[BEGIN SOURCE DATA]
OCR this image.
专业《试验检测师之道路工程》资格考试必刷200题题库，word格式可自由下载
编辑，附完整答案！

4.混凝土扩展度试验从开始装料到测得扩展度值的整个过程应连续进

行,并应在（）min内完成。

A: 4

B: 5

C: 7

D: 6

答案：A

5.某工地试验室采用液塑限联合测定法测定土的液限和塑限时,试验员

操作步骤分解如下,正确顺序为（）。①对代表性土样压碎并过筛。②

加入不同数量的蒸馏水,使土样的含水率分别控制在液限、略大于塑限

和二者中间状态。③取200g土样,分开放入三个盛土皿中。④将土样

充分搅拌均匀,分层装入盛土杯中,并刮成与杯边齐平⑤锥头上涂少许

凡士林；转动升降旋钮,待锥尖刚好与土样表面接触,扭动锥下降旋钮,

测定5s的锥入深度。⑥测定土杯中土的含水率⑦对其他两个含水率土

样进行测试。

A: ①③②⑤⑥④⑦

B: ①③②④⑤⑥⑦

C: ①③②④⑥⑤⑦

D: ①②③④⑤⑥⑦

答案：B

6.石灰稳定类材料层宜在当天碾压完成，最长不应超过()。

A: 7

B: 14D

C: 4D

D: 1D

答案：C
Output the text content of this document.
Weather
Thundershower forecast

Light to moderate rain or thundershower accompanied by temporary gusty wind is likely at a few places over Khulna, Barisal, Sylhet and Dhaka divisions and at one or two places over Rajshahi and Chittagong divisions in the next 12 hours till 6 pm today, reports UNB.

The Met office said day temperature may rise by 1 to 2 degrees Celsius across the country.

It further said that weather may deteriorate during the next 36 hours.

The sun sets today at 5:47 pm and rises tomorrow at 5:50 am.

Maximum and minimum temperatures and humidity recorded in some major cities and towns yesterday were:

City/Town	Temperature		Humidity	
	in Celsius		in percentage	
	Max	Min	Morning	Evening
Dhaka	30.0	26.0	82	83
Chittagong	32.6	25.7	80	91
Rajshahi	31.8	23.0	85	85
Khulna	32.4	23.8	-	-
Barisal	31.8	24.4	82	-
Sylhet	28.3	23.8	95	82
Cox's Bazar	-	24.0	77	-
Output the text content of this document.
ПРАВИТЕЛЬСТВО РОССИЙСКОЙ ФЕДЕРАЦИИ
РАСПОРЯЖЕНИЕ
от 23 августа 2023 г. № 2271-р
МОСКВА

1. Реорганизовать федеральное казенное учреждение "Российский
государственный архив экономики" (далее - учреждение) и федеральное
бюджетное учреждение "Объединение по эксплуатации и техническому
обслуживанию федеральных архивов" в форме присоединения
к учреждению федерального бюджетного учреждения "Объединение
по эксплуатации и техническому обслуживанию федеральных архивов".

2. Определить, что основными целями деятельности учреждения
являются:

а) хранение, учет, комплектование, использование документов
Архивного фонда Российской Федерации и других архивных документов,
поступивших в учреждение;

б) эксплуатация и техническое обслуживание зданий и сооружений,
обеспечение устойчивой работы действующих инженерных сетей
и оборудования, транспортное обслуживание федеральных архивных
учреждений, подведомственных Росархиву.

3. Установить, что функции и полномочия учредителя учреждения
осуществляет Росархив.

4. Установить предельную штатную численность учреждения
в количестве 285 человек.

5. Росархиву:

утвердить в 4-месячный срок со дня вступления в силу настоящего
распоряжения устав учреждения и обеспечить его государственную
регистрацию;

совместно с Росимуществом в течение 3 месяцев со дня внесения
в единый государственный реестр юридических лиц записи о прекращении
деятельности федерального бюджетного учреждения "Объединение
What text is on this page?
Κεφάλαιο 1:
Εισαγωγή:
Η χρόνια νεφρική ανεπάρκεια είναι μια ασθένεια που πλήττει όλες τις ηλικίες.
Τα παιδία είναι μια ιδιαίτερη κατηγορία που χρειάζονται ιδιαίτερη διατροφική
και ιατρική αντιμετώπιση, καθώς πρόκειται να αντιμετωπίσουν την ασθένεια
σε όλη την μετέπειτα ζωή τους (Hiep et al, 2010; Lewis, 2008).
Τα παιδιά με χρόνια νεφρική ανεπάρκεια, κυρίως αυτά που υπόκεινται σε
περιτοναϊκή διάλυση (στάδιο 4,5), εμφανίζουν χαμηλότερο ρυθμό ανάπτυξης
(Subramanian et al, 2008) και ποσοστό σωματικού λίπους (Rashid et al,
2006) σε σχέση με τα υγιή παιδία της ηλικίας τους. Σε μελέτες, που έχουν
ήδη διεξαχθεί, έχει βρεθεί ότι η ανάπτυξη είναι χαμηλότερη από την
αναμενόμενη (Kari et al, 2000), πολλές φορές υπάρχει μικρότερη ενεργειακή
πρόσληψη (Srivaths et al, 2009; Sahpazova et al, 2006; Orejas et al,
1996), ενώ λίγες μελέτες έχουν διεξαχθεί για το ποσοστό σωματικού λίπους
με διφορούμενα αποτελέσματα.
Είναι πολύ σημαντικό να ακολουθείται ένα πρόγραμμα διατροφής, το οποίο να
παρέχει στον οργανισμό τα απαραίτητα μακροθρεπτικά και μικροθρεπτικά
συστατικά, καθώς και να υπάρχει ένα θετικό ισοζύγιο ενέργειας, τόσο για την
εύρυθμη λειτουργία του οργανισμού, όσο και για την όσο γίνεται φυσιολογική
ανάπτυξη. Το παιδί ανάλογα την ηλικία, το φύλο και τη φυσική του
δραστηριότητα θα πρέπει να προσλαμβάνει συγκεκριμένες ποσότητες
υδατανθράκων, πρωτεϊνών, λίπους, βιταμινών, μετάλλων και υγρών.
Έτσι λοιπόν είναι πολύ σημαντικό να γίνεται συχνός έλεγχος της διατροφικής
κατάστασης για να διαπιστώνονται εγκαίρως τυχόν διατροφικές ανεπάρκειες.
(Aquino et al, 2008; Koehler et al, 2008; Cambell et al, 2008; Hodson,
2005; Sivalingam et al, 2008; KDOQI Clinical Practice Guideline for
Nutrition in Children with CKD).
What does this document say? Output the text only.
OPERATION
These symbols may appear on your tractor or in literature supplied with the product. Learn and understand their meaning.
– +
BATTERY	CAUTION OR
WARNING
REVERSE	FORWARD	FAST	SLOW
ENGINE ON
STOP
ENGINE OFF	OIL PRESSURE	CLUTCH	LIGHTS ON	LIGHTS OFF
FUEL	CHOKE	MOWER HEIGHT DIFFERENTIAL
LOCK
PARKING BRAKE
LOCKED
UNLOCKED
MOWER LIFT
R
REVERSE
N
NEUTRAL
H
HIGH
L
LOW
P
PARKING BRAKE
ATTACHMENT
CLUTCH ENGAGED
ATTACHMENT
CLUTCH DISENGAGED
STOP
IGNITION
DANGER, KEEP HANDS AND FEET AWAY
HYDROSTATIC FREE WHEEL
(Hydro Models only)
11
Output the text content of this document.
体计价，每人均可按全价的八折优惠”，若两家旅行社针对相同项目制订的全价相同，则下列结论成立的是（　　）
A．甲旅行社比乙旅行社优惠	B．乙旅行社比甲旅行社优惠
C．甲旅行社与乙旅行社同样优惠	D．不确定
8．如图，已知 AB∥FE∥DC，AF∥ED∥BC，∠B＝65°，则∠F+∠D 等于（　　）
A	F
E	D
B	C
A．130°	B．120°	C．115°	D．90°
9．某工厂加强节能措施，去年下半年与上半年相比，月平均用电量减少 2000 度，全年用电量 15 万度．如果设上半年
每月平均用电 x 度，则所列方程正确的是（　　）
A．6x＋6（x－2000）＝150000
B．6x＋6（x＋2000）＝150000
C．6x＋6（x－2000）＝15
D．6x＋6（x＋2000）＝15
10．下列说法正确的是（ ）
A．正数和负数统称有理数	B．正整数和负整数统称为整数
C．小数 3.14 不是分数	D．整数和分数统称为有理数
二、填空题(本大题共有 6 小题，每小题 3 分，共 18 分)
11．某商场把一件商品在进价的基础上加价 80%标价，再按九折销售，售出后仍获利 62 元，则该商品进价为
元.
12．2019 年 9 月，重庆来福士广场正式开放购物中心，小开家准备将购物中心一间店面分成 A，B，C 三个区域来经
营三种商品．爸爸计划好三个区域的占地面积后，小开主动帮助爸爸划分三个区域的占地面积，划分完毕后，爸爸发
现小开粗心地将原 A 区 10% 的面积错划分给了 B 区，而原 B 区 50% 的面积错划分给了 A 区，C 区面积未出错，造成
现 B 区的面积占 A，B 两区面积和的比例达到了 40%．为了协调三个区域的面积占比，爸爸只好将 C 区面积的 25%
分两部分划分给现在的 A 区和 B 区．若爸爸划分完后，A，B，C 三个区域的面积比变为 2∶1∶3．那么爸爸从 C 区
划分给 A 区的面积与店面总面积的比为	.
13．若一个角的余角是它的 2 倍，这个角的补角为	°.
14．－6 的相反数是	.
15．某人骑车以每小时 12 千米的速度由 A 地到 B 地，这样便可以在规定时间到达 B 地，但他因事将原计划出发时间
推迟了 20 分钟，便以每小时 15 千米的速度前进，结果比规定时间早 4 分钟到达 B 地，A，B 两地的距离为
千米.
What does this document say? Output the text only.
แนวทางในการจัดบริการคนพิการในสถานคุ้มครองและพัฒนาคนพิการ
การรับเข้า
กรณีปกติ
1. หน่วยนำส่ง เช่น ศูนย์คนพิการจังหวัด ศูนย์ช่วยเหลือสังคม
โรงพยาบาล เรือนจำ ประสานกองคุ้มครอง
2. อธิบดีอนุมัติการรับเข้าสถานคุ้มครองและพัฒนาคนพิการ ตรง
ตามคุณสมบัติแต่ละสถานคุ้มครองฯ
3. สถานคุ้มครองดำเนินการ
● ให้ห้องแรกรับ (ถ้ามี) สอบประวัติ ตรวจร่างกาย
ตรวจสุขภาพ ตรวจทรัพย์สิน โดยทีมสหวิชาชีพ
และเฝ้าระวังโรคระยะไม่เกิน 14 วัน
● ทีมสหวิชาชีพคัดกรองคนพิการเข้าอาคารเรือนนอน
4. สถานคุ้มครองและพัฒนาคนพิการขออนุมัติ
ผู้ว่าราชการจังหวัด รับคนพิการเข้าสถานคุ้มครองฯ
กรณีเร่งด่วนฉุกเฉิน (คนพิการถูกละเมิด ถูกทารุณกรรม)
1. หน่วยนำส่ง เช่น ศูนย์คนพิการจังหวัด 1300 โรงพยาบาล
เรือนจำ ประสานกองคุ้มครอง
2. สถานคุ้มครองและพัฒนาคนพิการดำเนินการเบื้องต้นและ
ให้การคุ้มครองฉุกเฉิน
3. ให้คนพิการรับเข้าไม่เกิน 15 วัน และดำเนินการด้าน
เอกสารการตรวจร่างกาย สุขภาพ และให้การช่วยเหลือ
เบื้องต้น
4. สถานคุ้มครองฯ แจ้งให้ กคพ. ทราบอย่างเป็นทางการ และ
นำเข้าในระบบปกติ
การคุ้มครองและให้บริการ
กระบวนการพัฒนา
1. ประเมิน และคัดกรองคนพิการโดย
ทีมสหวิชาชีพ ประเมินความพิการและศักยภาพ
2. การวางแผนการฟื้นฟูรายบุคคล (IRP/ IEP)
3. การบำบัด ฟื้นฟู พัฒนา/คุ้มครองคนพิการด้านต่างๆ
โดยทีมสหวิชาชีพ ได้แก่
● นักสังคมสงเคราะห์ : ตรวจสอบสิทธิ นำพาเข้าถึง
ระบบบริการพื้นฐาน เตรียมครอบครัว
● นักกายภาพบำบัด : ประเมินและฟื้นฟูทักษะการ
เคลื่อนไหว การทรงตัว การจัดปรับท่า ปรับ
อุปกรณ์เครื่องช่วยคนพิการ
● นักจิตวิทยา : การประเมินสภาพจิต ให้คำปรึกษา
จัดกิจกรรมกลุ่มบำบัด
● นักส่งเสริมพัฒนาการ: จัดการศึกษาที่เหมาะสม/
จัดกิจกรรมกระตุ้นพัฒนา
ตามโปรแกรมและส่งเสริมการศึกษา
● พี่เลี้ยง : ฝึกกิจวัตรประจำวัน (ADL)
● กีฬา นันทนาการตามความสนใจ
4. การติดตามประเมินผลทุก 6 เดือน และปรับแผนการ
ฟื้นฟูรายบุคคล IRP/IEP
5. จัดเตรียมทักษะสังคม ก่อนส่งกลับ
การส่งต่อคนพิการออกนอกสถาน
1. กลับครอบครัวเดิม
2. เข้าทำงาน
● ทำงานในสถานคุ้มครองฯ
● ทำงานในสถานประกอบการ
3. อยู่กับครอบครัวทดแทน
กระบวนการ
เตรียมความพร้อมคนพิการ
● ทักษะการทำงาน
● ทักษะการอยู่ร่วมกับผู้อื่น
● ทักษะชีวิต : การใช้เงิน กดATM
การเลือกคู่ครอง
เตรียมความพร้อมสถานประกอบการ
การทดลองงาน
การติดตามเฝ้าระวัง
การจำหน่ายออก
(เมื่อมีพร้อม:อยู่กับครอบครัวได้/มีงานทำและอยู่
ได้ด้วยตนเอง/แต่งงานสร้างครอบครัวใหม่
[END SOURCE DATA]
● REQUIREMENTS:
Look through the entries above for the word "федеральное". Copy every line where it shows up.

● EXERCISE RESULT:
1. Реорганизовать федеральное казенное учреждение "Российский
государственный архив экономики" (далее - учреждение) и федеральное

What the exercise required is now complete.